From the entries below, please gather each line containing the string "students".
··· Data to process ···
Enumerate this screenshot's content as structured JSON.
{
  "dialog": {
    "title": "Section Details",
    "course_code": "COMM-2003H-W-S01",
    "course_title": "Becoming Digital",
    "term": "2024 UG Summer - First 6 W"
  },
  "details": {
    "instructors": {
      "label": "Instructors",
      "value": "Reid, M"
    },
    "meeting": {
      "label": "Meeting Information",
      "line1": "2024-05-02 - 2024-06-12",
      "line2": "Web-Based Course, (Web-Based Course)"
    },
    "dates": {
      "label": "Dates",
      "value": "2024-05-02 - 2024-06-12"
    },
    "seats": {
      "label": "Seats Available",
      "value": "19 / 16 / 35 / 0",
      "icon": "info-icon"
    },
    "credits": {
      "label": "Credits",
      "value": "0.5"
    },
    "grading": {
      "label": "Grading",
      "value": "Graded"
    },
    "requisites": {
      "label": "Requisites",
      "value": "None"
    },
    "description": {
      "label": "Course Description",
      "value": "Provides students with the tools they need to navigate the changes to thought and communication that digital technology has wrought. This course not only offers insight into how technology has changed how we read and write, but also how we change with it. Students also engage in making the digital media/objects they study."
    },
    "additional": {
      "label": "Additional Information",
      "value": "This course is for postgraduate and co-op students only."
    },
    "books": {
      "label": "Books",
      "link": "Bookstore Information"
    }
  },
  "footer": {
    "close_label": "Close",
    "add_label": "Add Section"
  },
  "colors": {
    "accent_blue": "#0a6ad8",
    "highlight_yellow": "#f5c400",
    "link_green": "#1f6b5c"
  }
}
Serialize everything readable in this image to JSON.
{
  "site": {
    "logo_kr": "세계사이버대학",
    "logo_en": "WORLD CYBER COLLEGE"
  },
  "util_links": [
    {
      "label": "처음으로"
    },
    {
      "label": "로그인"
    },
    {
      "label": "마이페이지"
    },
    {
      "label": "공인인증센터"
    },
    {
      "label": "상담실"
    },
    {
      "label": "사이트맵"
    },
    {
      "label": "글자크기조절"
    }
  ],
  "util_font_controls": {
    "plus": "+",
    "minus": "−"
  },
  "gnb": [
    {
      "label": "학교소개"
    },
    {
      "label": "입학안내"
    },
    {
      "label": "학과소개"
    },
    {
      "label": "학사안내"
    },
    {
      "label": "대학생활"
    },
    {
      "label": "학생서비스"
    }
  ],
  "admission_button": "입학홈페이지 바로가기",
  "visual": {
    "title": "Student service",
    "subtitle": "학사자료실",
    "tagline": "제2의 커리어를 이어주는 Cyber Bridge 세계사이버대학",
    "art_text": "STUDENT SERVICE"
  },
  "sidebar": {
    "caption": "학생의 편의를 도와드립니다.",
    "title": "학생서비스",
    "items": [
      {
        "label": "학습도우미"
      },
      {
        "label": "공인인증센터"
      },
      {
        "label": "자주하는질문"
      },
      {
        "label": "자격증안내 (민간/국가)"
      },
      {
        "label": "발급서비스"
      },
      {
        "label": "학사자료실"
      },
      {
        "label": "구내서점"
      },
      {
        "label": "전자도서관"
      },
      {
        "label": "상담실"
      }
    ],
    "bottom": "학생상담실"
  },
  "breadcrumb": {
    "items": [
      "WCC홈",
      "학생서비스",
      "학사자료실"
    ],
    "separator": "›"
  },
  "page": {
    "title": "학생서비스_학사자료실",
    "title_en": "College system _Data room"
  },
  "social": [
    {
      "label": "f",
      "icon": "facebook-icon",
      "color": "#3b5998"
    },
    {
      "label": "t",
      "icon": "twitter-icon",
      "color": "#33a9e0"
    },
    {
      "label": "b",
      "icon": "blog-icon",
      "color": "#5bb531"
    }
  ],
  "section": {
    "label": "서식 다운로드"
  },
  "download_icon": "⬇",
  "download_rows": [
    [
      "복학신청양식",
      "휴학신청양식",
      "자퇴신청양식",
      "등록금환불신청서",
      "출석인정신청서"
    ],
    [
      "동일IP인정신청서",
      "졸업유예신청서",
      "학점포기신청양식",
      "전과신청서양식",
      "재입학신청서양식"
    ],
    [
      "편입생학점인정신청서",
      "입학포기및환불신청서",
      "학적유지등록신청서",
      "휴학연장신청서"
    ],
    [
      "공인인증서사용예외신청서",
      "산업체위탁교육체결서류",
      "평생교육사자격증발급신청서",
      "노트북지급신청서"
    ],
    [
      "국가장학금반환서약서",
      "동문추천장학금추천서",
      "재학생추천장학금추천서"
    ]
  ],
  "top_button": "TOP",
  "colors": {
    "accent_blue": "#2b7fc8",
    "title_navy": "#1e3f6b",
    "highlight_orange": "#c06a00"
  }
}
···
Answer to the problem —
      "value": "Provides students with the tools they need to navigate the changes to thought and communication that digital technology has wrought. This course not only offers insight into how technology has changed how we read and write, but also how we change with it. Students also engage in making the digital media/objects they study."
      "value": "This course is for postgraduate and co-op students only."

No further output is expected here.